=== GOAL A ===
In the Runner deck writeup, change "deck" to "list" in the passage between "harmonbee 1077" and "2-1 with it.", inclusive, and give the passage with that change.
=== GOAL B ===
Continue the Runner deck writeup from the point at which it stops.

=== EXTRACT ===
[3rd@EMEA District] girls breaks out of SBT jail

harmonbee 1077

This is the Runner deck I took to the EMEA District. It went 3-0-1: winning against A Teia (AceEmpress, after a very lucky set of accesses), Ob (MrStyx) and Asa (xiaat, after the last-ditch run paid off), and then I got to ask for my first ever ID in round 7 (nervousnightjar). Combined with a Nuvem with a funny backstory which went 3-2, I made third place at the District. I'm still surprised while typing this, even though I've already typed this for the Nuvem writeup...

Unlike the Nuvem deck, girls has very much continued to be a QEH project, with four builders (myself, AceEmpress, Hello and MattOhNo) taking the deck in various different directions. AceEmpress also took a variant of girls (running Beatriz Friere Gonzalez!) to this district and went 2-1 with it.

Needless to say, but girls holds a very special place in my heart as my first big deckbuilding success - so when SBT banned Trick Shot and unceremoniously threw the girls deck into the trash, I wasn't having the best day. But rather than giving up, I resolved to try and keep the deck working.

Enter Jailbreak, my beloved. It kicked the door into my heart or something. (ow)

Jailbreak is no Trick Shot, and the deck is definitely less generically powerful as a result. But its ability to challenge both HQ and R&D is very useful. Corps are quick to protect R&D against this deck due to its existing reputation and the text on Akiko Nisei - this reminds them that other servers exist and can have agendas in them. The draw is nice enough too.

[Dataset items]
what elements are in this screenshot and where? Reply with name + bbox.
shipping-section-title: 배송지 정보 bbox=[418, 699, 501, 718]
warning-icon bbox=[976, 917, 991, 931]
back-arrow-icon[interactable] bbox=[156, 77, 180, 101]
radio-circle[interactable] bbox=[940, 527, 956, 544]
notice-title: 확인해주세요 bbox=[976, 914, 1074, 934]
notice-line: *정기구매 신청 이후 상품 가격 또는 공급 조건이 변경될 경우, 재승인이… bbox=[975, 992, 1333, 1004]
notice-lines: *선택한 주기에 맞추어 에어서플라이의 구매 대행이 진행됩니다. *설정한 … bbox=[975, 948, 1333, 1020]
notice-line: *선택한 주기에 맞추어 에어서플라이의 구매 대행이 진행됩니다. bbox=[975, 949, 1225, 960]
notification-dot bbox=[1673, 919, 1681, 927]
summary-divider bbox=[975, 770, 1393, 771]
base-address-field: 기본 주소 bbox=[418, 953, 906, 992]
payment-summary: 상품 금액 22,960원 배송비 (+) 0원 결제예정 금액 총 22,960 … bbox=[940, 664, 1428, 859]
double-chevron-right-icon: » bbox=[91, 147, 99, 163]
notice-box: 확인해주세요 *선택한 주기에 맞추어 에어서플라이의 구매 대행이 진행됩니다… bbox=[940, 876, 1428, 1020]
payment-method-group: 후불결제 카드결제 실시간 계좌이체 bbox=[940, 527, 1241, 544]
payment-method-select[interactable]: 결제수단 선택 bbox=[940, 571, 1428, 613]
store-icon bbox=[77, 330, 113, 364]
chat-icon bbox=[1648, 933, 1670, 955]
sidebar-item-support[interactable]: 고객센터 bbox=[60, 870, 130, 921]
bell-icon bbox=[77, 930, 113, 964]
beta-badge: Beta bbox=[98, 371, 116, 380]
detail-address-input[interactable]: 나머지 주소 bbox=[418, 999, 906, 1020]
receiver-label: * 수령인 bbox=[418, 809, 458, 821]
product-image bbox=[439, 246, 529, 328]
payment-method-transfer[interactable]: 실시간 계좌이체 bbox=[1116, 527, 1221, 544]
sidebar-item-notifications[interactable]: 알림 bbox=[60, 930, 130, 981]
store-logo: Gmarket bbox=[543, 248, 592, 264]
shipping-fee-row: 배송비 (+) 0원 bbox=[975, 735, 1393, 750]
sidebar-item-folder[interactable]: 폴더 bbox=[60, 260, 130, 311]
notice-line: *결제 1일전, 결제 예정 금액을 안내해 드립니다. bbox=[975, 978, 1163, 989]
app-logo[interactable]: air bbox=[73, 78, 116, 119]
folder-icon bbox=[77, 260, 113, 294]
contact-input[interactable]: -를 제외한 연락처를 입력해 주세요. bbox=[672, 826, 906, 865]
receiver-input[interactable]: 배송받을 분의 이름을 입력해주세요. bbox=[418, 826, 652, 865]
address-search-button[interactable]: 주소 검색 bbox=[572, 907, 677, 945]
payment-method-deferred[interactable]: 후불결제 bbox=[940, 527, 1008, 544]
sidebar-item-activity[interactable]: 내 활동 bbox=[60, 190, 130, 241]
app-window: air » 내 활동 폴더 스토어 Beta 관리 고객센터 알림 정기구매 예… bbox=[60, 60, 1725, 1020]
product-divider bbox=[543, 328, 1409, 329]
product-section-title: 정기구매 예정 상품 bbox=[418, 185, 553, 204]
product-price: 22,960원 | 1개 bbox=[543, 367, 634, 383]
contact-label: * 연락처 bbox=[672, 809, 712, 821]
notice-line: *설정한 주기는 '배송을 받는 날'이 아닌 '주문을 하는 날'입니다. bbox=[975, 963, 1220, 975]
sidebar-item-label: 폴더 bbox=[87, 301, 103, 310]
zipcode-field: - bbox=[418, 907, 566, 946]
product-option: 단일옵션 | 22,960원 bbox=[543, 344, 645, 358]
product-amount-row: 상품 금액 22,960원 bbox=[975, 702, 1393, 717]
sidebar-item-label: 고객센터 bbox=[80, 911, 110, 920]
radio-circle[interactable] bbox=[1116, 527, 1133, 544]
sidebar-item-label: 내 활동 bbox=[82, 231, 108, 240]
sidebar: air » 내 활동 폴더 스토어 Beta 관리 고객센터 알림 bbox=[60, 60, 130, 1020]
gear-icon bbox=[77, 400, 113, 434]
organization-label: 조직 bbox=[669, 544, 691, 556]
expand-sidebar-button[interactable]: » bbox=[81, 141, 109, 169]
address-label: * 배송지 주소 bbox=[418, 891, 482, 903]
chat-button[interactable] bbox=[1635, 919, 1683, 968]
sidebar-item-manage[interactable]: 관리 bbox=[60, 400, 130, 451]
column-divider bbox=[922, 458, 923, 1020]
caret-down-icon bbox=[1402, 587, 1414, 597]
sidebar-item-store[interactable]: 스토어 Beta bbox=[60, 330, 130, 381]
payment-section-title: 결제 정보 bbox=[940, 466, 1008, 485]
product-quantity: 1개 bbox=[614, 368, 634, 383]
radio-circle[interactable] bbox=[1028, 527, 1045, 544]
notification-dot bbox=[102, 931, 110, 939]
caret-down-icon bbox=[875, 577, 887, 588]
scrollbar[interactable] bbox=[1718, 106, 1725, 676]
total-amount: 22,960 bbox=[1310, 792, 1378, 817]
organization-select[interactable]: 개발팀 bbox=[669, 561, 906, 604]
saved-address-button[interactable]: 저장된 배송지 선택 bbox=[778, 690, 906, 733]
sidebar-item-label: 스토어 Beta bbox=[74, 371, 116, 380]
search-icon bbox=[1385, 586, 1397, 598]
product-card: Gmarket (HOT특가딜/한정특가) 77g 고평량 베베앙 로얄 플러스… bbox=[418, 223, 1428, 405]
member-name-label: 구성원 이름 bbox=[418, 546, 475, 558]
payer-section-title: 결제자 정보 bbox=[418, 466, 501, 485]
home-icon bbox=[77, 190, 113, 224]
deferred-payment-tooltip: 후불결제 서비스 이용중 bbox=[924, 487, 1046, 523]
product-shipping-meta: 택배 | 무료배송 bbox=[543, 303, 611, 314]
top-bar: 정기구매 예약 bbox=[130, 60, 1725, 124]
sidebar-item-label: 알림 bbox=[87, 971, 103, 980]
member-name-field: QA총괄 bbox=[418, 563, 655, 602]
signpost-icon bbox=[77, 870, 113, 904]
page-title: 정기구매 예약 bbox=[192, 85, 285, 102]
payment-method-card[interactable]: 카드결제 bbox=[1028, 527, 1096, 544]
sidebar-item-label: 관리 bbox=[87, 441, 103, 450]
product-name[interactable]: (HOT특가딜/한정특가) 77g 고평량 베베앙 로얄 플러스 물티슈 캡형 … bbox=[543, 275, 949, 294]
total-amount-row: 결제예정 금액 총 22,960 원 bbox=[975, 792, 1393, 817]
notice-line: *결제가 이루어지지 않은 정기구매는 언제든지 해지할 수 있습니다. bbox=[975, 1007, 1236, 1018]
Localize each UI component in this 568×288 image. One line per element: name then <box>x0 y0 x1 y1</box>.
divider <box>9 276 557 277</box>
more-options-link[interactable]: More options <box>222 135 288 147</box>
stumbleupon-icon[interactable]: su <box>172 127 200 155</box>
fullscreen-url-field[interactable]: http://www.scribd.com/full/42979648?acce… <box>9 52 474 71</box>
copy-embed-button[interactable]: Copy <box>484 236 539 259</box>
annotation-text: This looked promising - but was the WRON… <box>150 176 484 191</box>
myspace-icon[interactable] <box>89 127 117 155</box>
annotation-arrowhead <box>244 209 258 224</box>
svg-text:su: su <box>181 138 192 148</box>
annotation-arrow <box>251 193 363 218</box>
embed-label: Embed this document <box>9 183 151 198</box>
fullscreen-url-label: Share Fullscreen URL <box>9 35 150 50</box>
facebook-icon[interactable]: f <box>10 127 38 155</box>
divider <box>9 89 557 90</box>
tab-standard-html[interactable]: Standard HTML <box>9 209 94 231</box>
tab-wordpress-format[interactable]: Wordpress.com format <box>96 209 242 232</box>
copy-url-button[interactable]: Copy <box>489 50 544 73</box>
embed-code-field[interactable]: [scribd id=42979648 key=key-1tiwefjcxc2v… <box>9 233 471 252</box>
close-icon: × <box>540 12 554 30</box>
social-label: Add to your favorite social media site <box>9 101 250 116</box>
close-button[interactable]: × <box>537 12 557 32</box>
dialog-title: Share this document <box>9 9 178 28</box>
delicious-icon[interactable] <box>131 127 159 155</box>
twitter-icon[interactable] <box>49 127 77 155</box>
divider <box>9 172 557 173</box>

=== ANSWER A ===
harmonbee 1077

This is the Runner list I took to the EMEA District. It went 3-0-1: winning against A Teia (AceEmpress, after a very lucky set of accesses), Ob (MrStyx) and Asa (xiaat, after the last-ditch run paid off), and then I got to ask for my first ever ID in round 7 (nervousnightjar). Combined with a Nuvem with a funny backstory which went 3-2, I made third place at the District. I'm still surprised while typing this, even though I've already typed this for the Nuvem writeup...

Unlike the Nuvem list, girls has very much continued to be a QEH project, with four builders (myself, AceEmpress, Hello and MattOhNo) taking the list in various different directions. AceEmpress also took a variant of girls (running Beatriz Friere Gonzalez!) to this district and went 2-1 with it.

=== ANSWER B ===
Much of the rest of the deck follows from previous girls decks, but with a few notable changes:

  • Replacing Trick Shot with Jailbreak and calling it a job well done kills a lot of the remote pressure that the deck could exert, leading it to be very weak against rushy decks. We slotted Overclock as a way of partially fixing that: it has the interaction with Self-modifying Code common in Lat decks, but also gives us just a few more credits to challenge an early remote. To make slots, we cut Spec Work for the third Aesop’s Pawnshop.
  • The console slot has always been a debate. We've seen Aniccam, LilyPAD and Hermes take the slot, but they each had their drawbacks:
    • Aniccam requires a high density of events than I felt able to make slots for, when we also want a high density of targets for Aesop’s Pawnshop. AceEmpress is running Aniccam at the moment.
    • I found LilyPAD to be far too expensive to rely on: it might work as auxiliary draw rather than a main draw engine, but I expect that it would be rarely installed.
    • AceEmpress correctly noted that without Trick Shot, Hermes is weaker: we can no longer guarantee the cheap deep digs that Trick Shot provided in order to bounce cards in or protecting the remote, and bouncing the only R&D ice when the Corp scores is notably less effective when we can't follow up with Trick Shot. Not running Hermes also affords us the influence to play Physarum Entangler again, which is important in a world full of Archer.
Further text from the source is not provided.